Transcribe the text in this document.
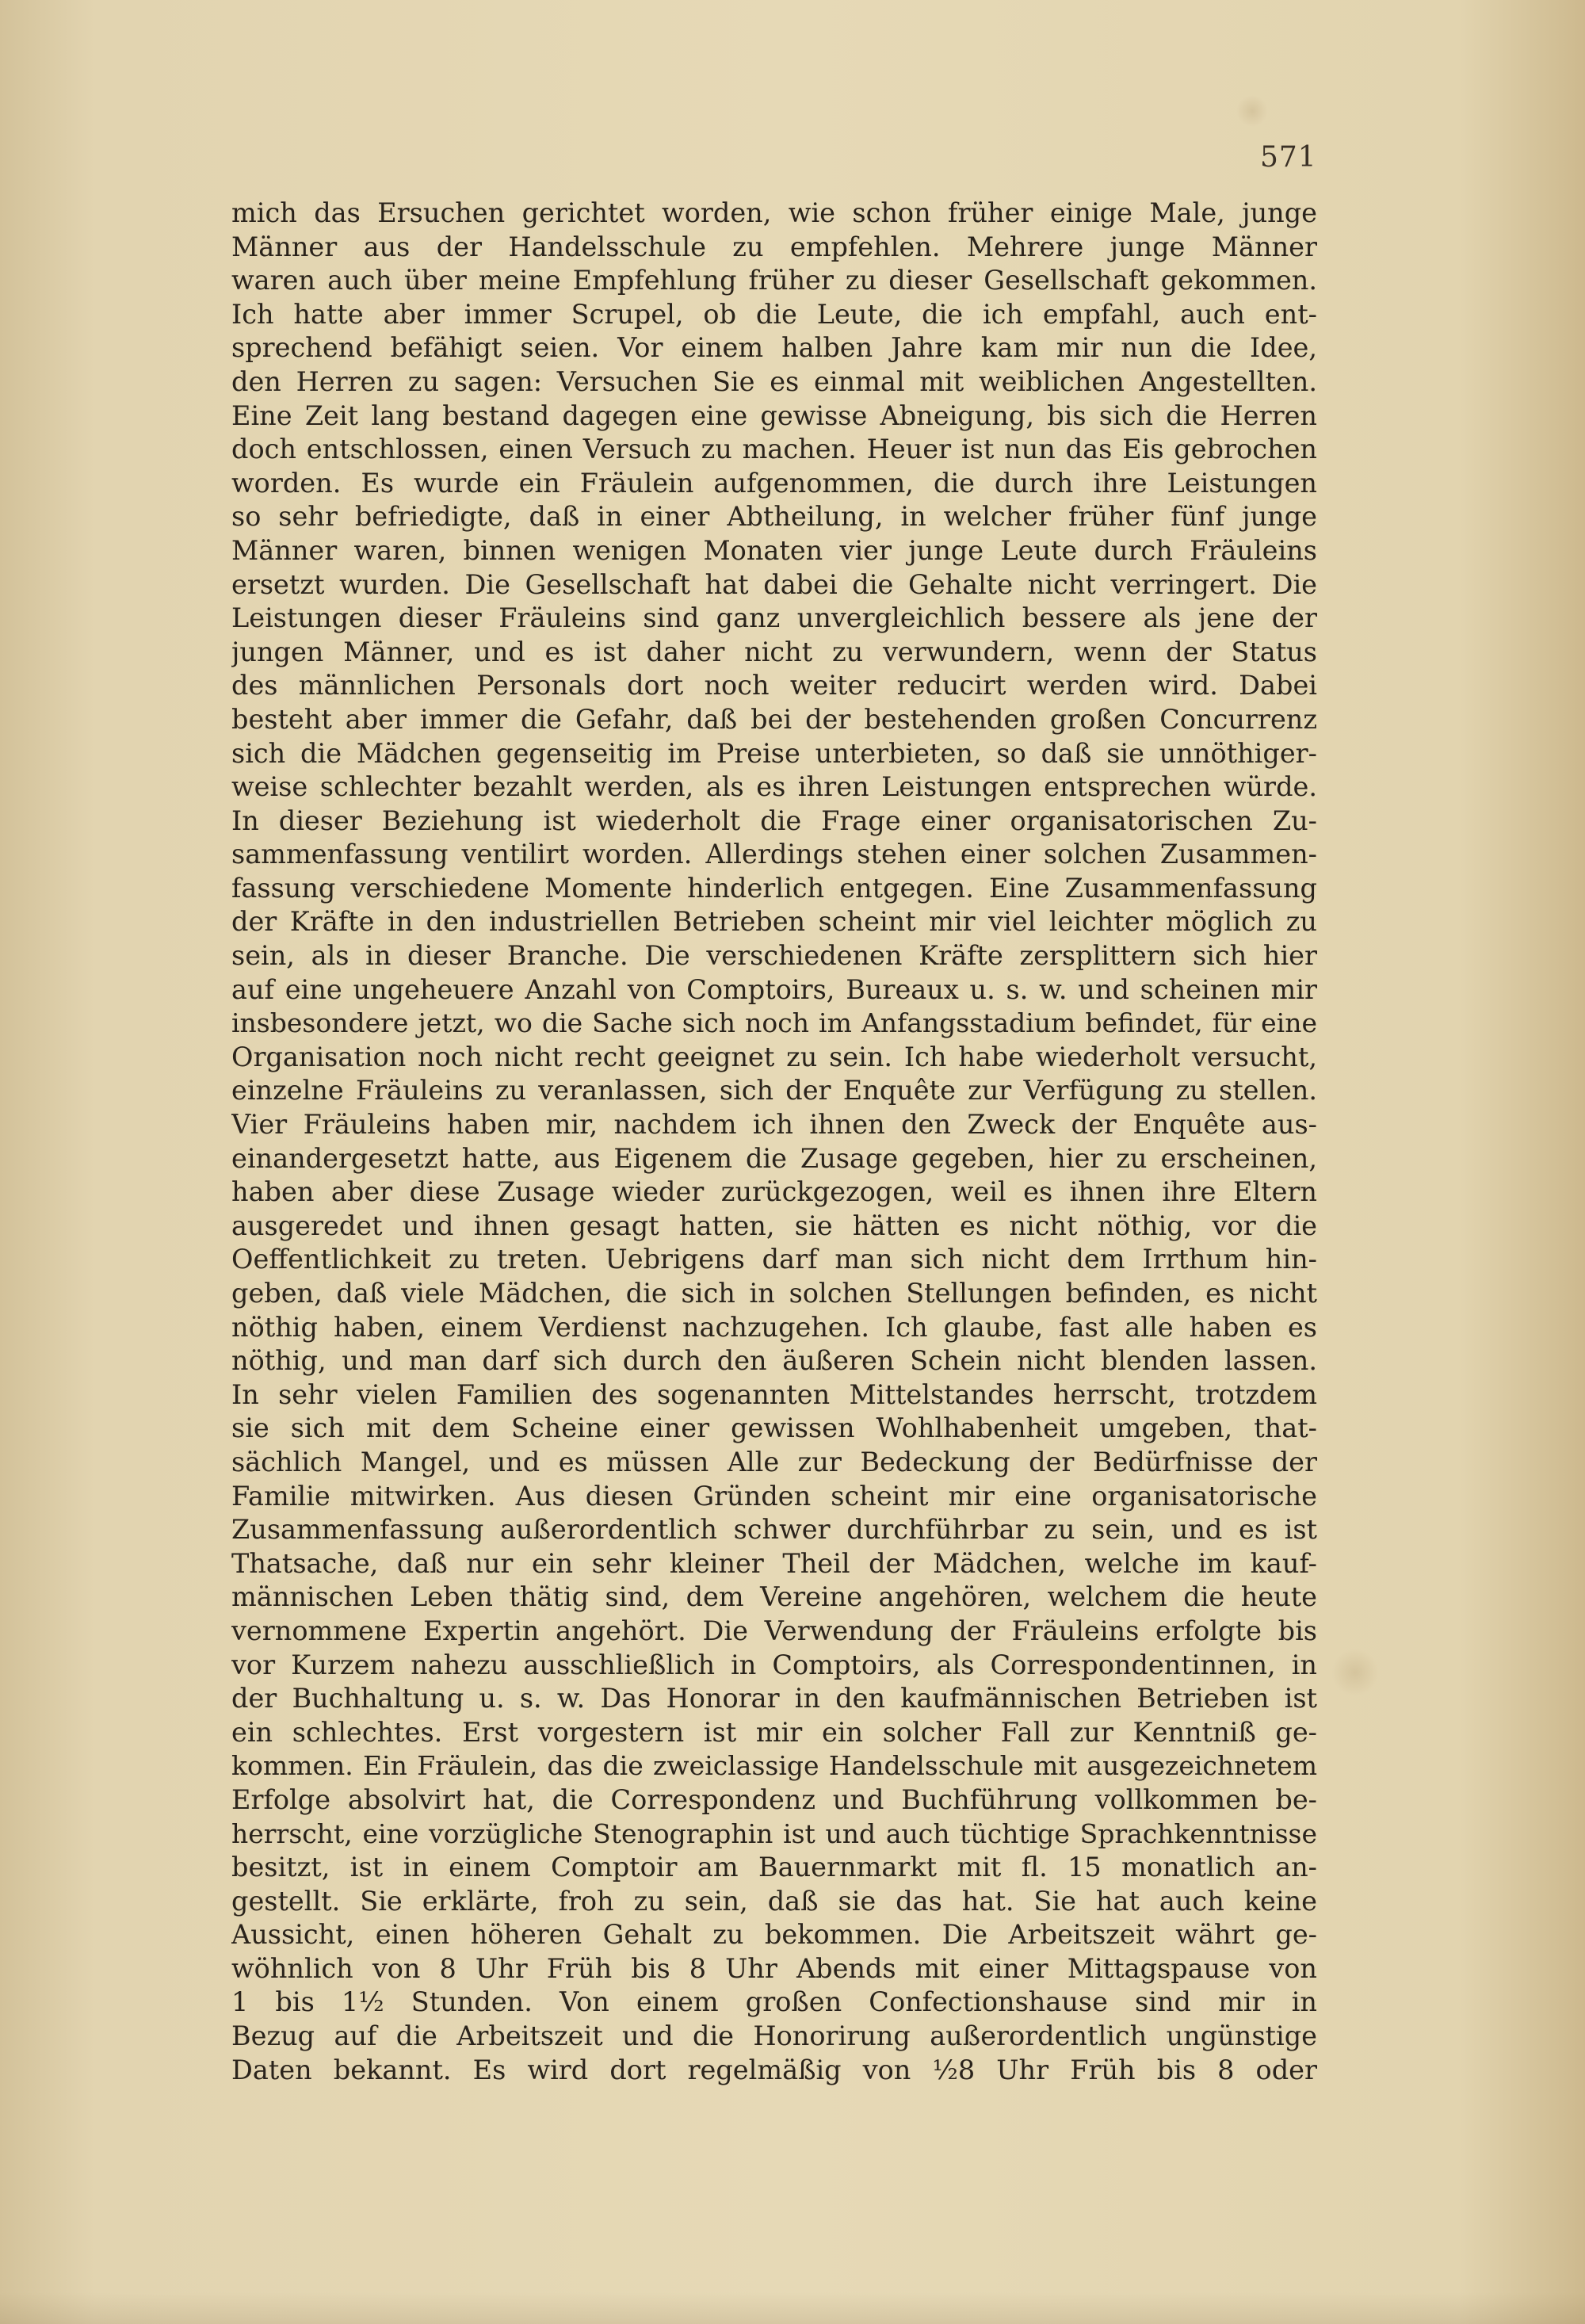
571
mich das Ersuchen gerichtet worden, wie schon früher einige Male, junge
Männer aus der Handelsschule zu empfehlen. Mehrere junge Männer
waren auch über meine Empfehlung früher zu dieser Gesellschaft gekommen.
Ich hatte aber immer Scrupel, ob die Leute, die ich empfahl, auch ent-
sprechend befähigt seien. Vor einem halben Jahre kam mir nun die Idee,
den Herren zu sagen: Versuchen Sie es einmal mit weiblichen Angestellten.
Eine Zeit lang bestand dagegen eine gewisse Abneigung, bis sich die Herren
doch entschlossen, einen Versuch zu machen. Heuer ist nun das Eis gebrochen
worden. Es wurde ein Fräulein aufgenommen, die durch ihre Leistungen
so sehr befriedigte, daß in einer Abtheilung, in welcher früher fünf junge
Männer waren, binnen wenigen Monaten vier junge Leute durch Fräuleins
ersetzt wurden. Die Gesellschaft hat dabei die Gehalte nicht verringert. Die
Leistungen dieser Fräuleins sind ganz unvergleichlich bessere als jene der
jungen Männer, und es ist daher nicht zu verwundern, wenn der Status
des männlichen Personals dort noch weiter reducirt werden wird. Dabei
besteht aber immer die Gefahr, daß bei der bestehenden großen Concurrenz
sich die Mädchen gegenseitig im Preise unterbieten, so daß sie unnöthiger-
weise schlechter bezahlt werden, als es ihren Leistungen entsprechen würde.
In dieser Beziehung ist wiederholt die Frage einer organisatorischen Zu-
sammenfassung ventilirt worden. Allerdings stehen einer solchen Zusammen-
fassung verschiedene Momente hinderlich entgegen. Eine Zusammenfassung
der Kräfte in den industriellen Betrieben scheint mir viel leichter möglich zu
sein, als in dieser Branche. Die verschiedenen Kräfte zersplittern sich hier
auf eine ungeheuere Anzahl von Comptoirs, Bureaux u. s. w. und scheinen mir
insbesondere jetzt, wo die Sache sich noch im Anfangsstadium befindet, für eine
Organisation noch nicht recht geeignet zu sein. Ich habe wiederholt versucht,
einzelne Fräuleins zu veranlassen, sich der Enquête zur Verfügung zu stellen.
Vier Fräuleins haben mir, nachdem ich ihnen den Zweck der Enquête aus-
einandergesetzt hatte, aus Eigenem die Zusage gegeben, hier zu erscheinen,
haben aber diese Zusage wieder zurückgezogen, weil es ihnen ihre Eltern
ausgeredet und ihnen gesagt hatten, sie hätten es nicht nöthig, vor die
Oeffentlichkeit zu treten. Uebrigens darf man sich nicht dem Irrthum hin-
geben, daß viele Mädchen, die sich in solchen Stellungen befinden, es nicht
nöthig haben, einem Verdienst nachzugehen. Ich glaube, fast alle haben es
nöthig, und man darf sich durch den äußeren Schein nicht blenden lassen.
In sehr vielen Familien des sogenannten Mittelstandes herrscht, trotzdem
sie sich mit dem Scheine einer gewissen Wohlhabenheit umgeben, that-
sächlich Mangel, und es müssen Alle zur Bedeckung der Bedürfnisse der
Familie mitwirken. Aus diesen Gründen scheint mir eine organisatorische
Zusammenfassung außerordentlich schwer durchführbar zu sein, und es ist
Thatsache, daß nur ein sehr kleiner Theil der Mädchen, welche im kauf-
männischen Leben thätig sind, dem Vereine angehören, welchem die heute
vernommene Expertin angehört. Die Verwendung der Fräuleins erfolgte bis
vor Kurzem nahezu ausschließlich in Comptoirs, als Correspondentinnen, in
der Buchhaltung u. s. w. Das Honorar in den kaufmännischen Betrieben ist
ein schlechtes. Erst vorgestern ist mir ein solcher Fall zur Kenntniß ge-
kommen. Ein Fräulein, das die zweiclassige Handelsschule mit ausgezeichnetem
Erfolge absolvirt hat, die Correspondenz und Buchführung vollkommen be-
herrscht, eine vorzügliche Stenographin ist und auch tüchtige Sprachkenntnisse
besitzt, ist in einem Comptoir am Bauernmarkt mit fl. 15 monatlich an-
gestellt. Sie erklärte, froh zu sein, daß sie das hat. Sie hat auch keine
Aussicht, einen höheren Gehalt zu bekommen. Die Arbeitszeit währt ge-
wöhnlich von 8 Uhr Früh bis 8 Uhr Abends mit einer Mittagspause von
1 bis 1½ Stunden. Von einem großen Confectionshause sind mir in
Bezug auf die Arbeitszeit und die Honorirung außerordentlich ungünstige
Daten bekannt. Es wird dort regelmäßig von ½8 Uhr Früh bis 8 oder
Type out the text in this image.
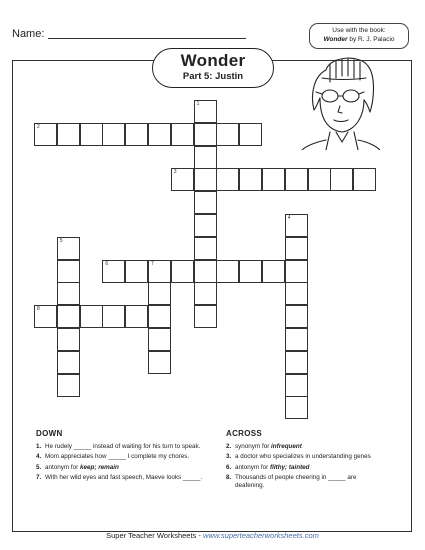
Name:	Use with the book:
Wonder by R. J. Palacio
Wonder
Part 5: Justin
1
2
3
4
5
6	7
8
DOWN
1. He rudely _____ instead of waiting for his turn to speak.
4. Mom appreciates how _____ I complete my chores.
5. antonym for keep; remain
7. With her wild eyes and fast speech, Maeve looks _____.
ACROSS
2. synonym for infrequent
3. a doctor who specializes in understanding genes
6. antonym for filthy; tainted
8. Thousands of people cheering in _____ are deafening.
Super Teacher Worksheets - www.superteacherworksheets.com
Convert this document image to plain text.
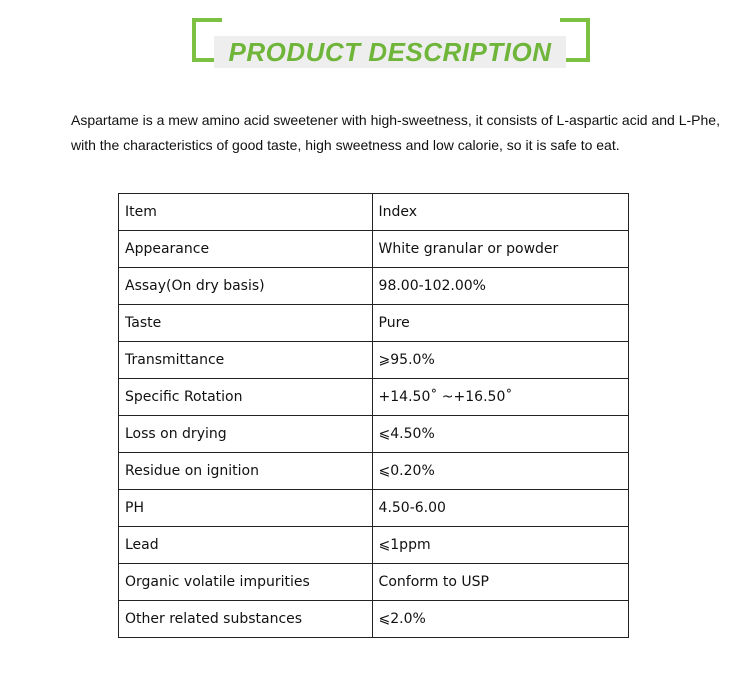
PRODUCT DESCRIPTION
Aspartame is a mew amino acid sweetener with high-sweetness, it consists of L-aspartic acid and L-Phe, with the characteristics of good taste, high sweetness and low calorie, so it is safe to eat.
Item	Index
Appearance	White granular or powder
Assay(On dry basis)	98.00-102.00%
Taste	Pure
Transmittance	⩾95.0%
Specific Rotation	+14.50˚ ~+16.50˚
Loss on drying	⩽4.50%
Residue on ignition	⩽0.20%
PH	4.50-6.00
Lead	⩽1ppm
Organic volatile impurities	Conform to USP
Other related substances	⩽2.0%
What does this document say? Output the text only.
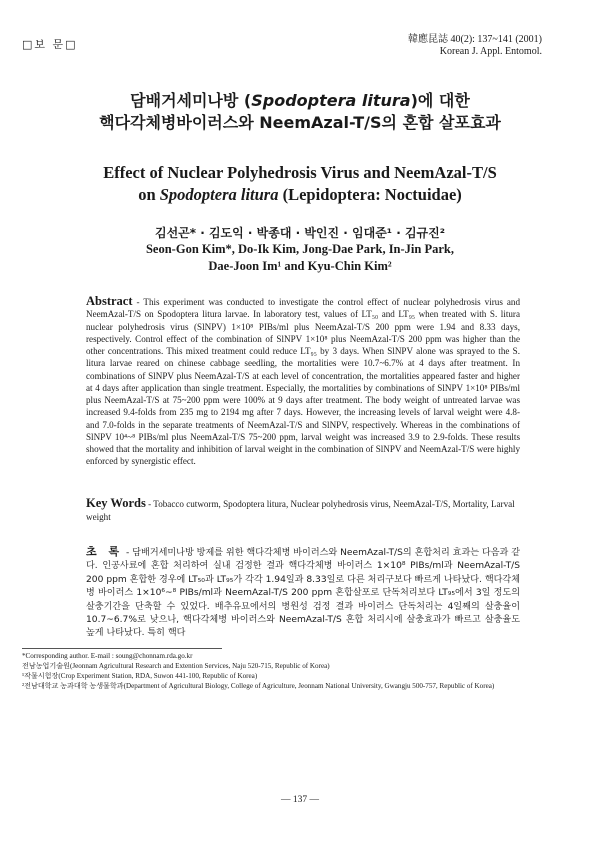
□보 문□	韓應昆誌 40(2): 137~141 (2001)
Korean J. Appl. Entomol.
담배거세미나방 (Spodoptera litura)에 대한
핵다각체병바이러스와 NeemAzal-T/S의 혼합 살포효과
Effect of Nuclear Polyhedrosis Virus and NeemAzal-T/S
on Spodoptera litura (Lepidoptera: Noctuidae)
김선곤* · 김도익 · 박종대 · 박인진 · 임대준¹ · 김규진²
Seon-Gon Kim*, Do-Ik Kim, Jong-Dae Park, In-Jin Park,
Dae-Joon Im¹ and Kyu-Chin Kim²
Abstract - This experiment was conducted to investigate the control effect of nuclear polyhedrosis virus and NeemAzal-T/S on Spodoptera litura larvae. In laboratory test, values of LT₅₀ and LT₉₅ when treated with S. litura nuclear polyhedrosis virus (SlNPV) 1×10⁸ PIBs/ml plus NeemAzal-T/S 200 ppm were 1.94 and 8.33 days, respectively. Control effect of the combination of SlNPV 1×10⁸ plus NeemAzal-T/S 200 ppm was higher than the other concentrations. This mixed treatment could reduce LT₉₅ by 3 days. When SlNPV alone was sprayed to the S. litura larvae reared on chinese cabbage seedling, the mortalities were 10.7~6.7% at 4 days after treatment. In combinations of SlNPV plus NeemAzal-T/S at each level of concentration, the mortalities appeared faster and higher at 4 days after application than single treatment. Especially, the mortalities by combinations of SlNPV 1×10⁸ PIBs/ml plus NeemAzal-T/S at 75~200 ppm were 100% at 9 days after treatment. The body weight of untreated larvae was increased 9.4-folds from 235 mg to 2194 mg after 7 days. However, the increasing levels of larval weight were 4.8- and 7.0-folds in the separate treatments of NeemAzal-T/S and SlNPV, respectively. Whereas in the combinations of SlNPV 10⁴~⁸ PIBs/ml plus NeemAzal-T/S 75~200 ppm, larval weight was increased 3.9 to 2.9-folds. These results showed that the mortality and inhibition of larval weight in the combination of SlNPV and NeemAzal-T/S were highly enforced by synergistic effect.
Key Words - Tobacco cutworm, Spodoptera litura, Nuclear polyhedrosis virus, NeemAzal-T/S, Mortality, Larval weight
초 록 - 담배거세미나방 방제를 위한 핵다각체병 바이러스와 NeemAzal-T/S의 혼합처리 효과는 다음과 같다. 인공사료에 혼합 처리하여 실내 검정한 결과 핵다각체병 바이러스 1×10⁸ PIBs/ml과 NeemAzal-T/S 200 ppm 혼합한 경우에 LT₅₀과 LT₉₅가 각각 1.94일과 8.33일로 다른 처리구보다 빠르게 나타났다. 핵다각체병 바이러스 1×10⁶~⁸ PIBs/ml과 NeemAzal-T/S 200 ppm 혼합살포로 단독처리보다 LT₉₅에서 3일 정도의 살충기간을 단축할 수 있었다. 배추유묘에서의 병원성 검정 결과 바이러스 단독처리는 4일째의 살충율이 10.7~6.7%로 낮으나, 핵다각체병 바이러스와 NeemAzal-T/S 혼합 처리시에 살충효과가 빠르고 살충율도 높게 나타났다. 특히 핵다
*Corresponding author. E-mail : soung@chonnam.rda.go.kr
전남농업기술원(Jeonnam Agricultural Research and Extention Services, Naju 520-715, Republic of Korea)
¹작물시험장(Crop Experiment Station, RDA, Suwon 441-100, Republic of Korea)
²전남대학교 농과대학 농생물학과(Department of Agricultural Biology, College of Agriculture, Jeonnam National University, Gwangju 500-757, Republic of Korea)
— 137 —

════════════════

What is being asked ▸ Every line in the records above that contains the word "früher" should be copied out.

Completed exercise ▸
mich das Ersuchen gerichtet worden, wie schon früher einige Male, junge
waren auch über meine Empfehlung früher zu dieser Gesellschaft gekommen.
so sehr befriedigte, daß in einer Abtheilung, in welcher früher fünf junge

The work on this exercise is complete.